══ Exercise material ══

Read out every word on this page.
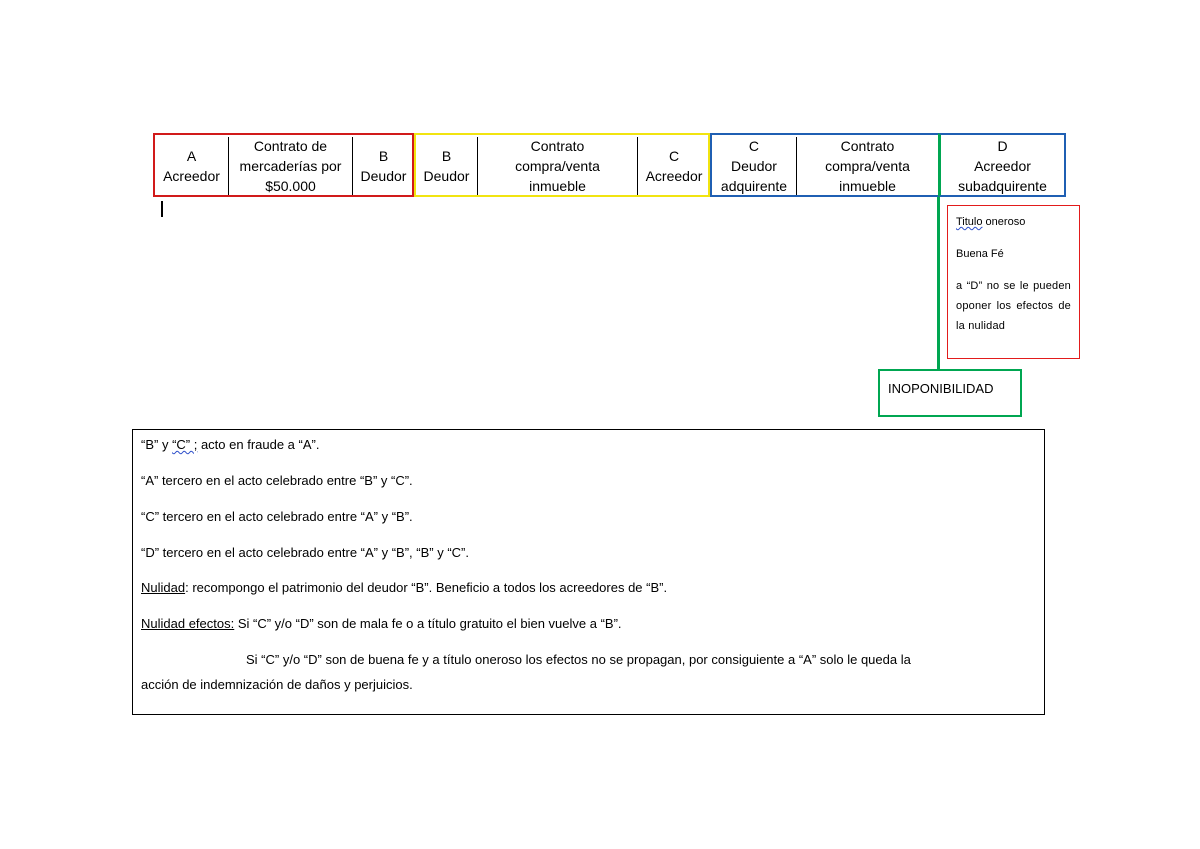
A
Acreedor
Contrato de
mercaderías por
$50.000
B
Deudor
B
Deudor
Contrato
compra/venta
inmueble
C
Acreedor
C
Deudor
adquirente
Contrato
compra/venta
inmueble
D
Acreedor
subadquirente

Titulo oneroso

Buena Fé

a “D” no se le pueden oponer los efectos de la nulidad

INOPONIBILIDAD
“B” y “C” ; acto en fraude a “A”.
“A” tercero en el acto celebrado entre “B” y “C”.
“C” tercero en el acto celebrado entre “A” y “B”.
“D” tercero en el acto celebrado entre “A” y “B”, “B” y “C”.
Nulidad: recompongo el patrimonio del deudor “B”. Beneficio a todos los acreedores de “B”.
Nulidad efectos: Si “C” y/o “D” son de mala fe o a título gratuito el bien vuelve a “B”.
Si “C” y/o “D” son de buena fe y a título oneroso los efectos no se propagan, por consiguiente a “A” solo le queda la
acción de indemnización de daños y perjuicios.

═══
══ Exercise material ══

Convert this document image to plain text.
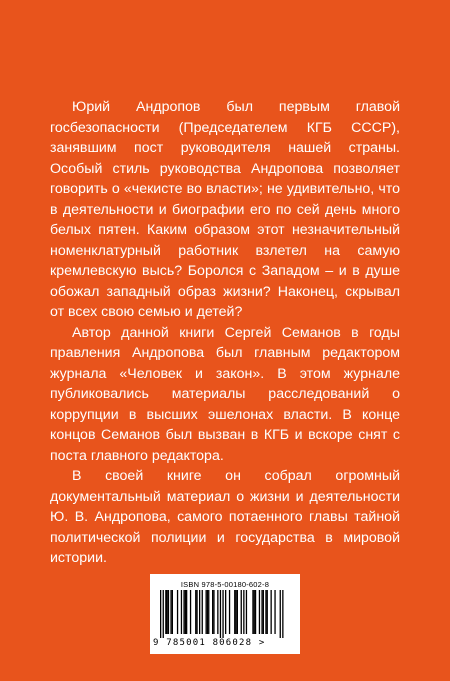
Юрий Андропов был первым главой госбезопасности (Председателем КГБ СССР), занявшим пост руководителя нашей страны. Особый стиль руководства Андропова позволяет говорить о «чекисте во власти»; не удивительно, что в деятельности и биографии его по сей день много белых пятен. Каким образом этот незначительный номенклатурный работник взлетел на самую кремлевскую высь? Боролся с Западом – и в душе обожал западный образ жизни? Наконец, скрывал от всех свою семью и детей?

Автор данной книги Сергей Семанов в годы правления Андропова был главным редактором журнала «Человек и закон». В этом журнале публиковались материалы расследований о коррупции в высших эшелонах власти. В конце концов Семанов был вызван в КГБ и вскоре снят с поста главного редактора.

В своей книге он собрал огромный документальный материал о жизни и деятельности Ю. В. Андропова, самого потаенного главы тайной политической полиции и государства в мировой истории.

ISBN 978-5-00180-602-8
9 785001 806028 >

═══

◆ Do this
Pick out each line that holds the string "acto".

◆ Correct response
“B” y “C” ; acto en fraude a “A”.
“A” tercero en el acto celebrado entre “B” y “C”.
“C” tercero en el acto celebrado entre “A” y “B”.
“D” tercero en el acto celebrado entre “A” y “B”, “B” y “C”.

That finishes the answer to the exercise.